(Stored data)

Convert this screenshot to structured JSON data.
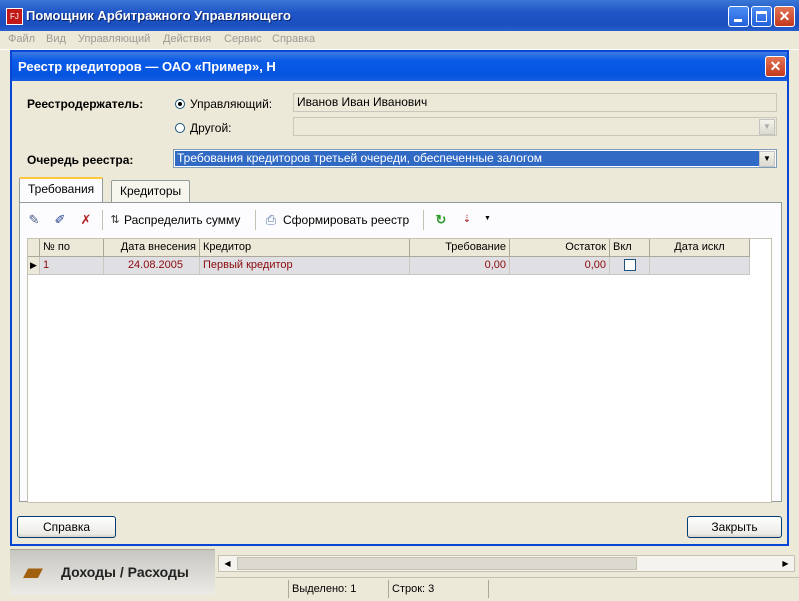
{
  "app": {
    "title": "Помощник Арбитражного Управляющего",
    "icon_text": "FJ"
  },
  "menu": [
    "Файл",
    "Вид",
    "Управляющий",
    "Действия",
    "Сервис",
    "Справка"
  ],
  "dialog": {
    "title": "Реестр кредиторов — ОАО «Пример», Н",
    "holder_label": "Реестродержатель:",
    "radio_manager": "Управляющий:",
    "manager_value": "Иванов Иван Иванович",
    "radio_other": "Другой:",
    "queue_label": "Очередь реестра:",
    "queue_value": "Требования кредиторов третьей очереди, обеспеченные залогом",
    "tabs": [
      "Требования",
      "Кредиторы"
    ],
    "toolbar": {
      "distribute": "Распределить сумму",
      "form_registry": "Сформировать реестр"
    },
    "grid": {
      "headers": [
        "№ по",
        "Дата внесения",
        "Кредитор",
        "Требование",
        "Остаток",
        "Вкл",
        "Дата искл"
      ],
      "rows": [
        {
          "no": "1",
          "date": "24.08.2005",
          "creditor": "Первый кредитор",
          "claim": "0,00",
          "rest": "0,00",
          "included": false,
          "excl_date": ""
        }
      ]
    },
    "help_button": "Справка",
    "close_button": "Закрыть"
  },
  "outlook": {
    "label": "Доходы / Расходы"
  },
  "status": {
    "selected": "Выделено: 1",
    "rows": "Строк: 3"
  },
  "colors": {
    "title_blue": "#0a5be8",
    "row_text": "#8a0a0a",
    "tab_highlight": "#ffc83c"
  }
}
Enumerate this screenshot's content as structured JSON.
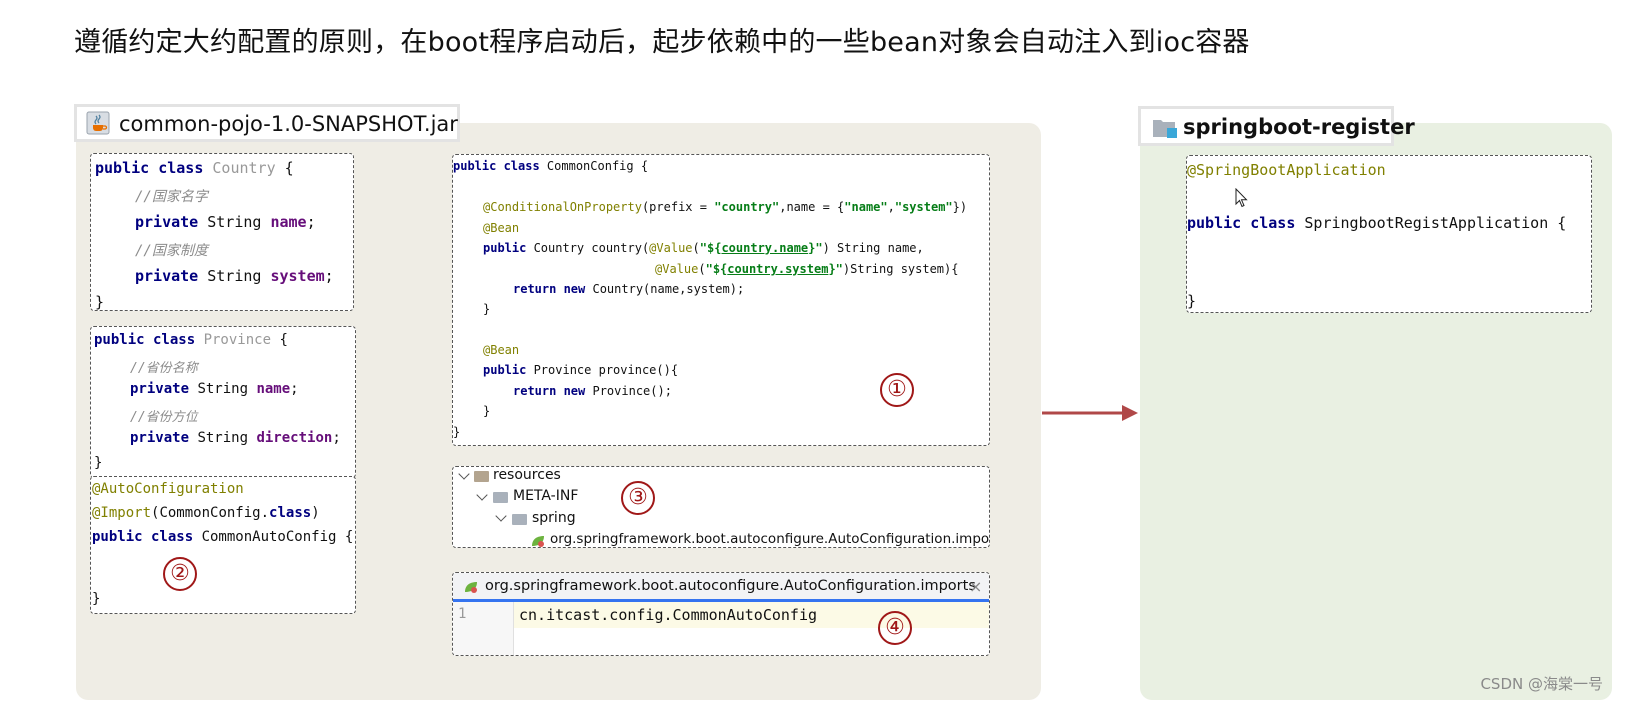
{
  "heading": "遵循约定大约配置的原则，在boot程序启动后，起步依赖中的一些bean对象会自动注入到ioc容器",
  "left_panel": {
    "tab_label": "common-pojo-1.0-SNAPSHOT.jar",
    "tab_icon": "java-jar-icon",
    "country_class": {
      "l1_kw": "public class ",
      "l1_name": "Country",
      "l1_end": " {",
      "l2": "//国家名字",
      "l3_kw": "private ",
      "l3_type": "String ",
      "l3_field": "name",
      "l3_end": ";",
      "l4": "//国家制度",
      "l5_kw": "private ",
      "l5_type": "String ",
      "l5_field": "system",
      "l5_end": ";",
      "l6": "}"
    },
    "province_class": {
      "l1_kw": "public class ",
      "l1_name": "Province",
      "l1_end": " {",
      "l2": "//省份名称",
      "l3_kw": "private ",
      "l3_type": "String ",
      "l3_field": "name",
      "l3_end": ";",
      "l4": "//省份方位",
      "l5_kw": "private ",
      "l5_type": "String ",
      "l5_field": "direction",
      "l5_end": ";",
      "l6": "}"
    },
    "auto_config": {
      "l1": "@AutoConfiguration",
      "l2_an": "@Import",
      "l2_rest1": "(CommonConfig.",
      "l2_kw": "class",
      "l2_rest2": ")",
      "l3_kw": "public class ",
      "l3_rest": "CommonAutoConfig {",
      "l4": "}",
      "marker": "②"
    },
    "common_config": {
      "l1_kw": "public class ",
      "l1_rest": "CommonConfig {",
      "l2_an": "@ConditionalOnProperty",
      "l2_a": "(prefix = ",
      "l2_s1": "\"country\"",
      "l2_b": ",name = {",
      "l2_s2": "\"name\"",
      "l2_c": ",",
      "l2_s3": "\"system\"",
      "l2_d": "})",
      "l3": "@Bean",
      "l4_kw": "public ",
      "l4_a": "Country country(",
      "l4_an": "@Value",
      "l4_b": "(",
      "l4_s_open": "\"${",
      "l4_s_mid": "country.name",
      "l4_s_close": "}\"",
      "l4_c": ") String name,",
      "l5_an": "@Value",
      "l5_b": "(",
      "l5_s_open": "\"${",
      "l5_s_mid": "country.system",
      "l5_s_close": "}\"",
      "l5_c": ")String system){",
      "l6_kw": "return new ",
      "l6_rest": "Country(name,system);",
      "l7": "}",
      "l8": "@Bean",
      "l9_kw": "public ",
      "l9_rest": "Province province(){",
      "l10_kw": "return new ",
      "l10_rest": "Province();",
      "l11": "}",
      "l12": "}",
      "marker": "①"
    },
    "resources_tree": {
      "root": "resources",
      "meta_inf": "META-INF",
      "spring": "spring",
      "file": "org.springframework.boot.autoconfigure.AutoConfiguration.imports",
      "marker": "③"
    },
    "imports_file": {
      "tab_title": "org.springframework.boot.autoconfigure.AutoConfiguration.imports",
      "close": "×",
      "line_number": "1",
      "line_content": "cn.itcast.config.CommonAutoConfig",
      "marker": "④"
    }
  },
  "right_panel": {
    "tab_label": "springboot-register",
    "tab_icon": "module-folder-icon",
    "app_class": {
      "l1": "@SpringBootApplication",
      "l2_kw": "public class ",
      "l2_rest": "SpringbootRegistApplication {",
      "l3": "}"
    }
  },
  "arrow": {
    "color": "#b04848"
  },
  "colors": {
    "left_panel_bg": "#efede5",
    "right_panel_bg": "#e9f0e2",
    "keyword": "#00007f",
    "annotation": "#808000",
    "string": "#067d17",
    "field": "#660e7a",
    "marker": "#a01818"
  },
  "watermark": "CSDN @海棠一号"
}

**THE REQUEST**:
Quote the listing above in full, except for the pictures.

**FULL OUTPUT**:
Convert this screenshot to structured JSON data.
{
  "app": {
    "title": "Помощник Арбитражного Управляющего",
    "icon_text": "FJ"
  },
  "menu": [
    "Файл",
    "Вид",
    "Управляющий",
    "Действия",
    "Сервис",
    "Справка"
  ],
  "dialog": {
    "title": "Реестр кредиторов — ОАО «Пример», Н",
    "holder_label": "Реестродержатель:",
    "radio_manager": "Управляющий:",
    "manager_value": "Иванов Иван Иванович",
    "radio_other": "Другой:",
    "queue_label": "Очередь реестра:",
    "queue_value": "Требования кредиторов третьей очереди, обеспеченные залогом",
    "tabs": [
      "Требования",
      "Кредиторы"
    ],
    "toolbar": {
      "distribute": "Распределить сумму",
      "form_registry": "Сформировать реестр"
    },
    "grid": {
      "headers": [
        "№ по",
        "Дата внесения",
        "Кредитор",
        "Требование",
        "Остаток",
        "Вкл",
        "Дата искл"
      ],
      "rows": [
        {
          "no": "1",
          "date": "24.08.2005",
          "creditor": "Первый кредитор",
          "claim": "0,00",
          "rest": "0,00",
          "included": false,
          "excl_date": ""
        }
      ]
    },
    "help_button": "Справка",
    "close_button": "Закрыть"
  },
  "outlook": {
    "label": "Доходы / Расходы"
  },
  "status": {
    "selected": "Выделено: 1",
    "rows": "Строк: 3"
  },
  "colors": {
    "title_blue": "#0a5be8",
    "row_text": "#8a0a0a",
    "tab_highlight": "#ffc83c"
  }
}
Enumerate this screenshot's content as structured JSON.
{
  "heading": "遵循约定大约配置的原则，在boot程序启动后，起步依赖中的一些bean对象会自动注入到ioc容器",
  "left_panel": {
    "tab_label": "common-pojo-1.0-SNAPSHOT.jar",
    "tab_icon": "java-jar-icon",
    "country_class": {
      "l1_kw": "public class ",
      "l1_name": "Country",
      "l1_end": " {",
      "l2": "//国家名字",
      "l3_kw": "private ",
      "l3_type": "String ",
      "l3_field": "name",
      "l3_end": ";",
      "l4": "//国家制度",
      "l5_kw": "private ",
      "l5_type": "String ",
      "l5_field": "system",
      "l5_end": ";",
      "l6": "}"
    },
    "province_class": {
      "l1_kw": "public class ",
      "l1_name": "Province",
      "l1_end": " {",
      "l2": "//省份名称",
      "l3_kw": "private ",
      "l3_type": "String ",
      "l3_field": "name",
      "l3_end": ";",
      "l4": "//省份方位",
      "l5_kw": "private ",
      "l5_type": "String ",
      "l5_field": "direction",
      "l5_end": ";",
      "l6": "}"
    },
    "auto_config": {
      "l1": "@AutoConfiguration",
      "l2_an": "@Import",
      "l2_rest1": "(CommonConfig.",
      "l2_kw": "class",
      "l2_rest2": ")",
      "l3_kw": "public class ",
      "l3_rest": "CommonAutoConfig {",
      "l4": "}",
      "marker": "②"
    },
    "common_config": {
      "l1_kw": "public class ",
      "l1_rest": "CommonConfig {",
      "l2_an": "@ConditionalOnProperty",
      "l2_a": "(prefix = ",
      "l2_s1": "\"country\"",
      "l2_b": ",name = {",
      "l2_s2": "\"name\"",
      "l2_c": ",",
      "l2_s3": "\"system\"",
      "l2_d": "})",
      "l3": "@Bean",
      "l4_kw": "public ",
      "l4_a": "Country country(",
      "l4_an": "@Value",
      "l4_b": "(",
      "l4_s_open": "\"${",
      "l4_s_mid": "country.name",
      "l4_s_close": "}\"",
      "l4_c": ") String name,",
      "l5_an": "@Value",
      "l5_b": "(",
      "l5_s_open": "\"${",
      "l5_s_mid": "country.system",
      "l5_s_close": "}\"",
      "l5_c": ")String system){",
      "l6_kw": "return new ",
      "l6_rest": "Country(name,system);",
      "l7": "}",
      "l8": "@Bean",
      "l9_kw": "public ",
      "l9_rest": "Province province(){",
      "l10_kw": "return new ",
      "l10_rest": "Province();",
      "l11": "}",
      "l12": "}",
      "marker": "①"
    },
    "resources_tree": {
      "root": "resources",
      "meta_inf": "META-INF",
      "spring": "spring",
      "file": "org.springframework.boot.autoconfigure.AutoConfiguration.imports",
      "marker": "③"
    },
    "imports_file": {
      "tab_title": "org.springframework.boot.autoconfigure.AutoConfiguration.imports",
      "close": "×",
      "line_number": "1",
      "line_content": "cn.itcast.config.CommonAutoConfig",
      "marker": "④"
    }
  },
  "right_panel": {
    "tab_label": "springboot-register",
    "tab_icon": "module-folder-icon",
    "app_class": {
      "l1": "@SpringBootApplication",
      "l2_kw": "public class ",
      "l2_rest": "SpringbootRegistApplication {",
      "l3": "}"
    }
  },
  "arrow": {
    "color": "#b04848"
  },
  "colors": {
    "left_panel_bg": "#efede5",
    "right_panel_bg": "#e9f0e2",
    "keyword": "#00007f",
    "annotation": "#808000",
    "string": "#067d17",
    "field": "#660e7a",
    "marker": "#a01818"
  },
  "watermark": "CSDN @海棠一号"
}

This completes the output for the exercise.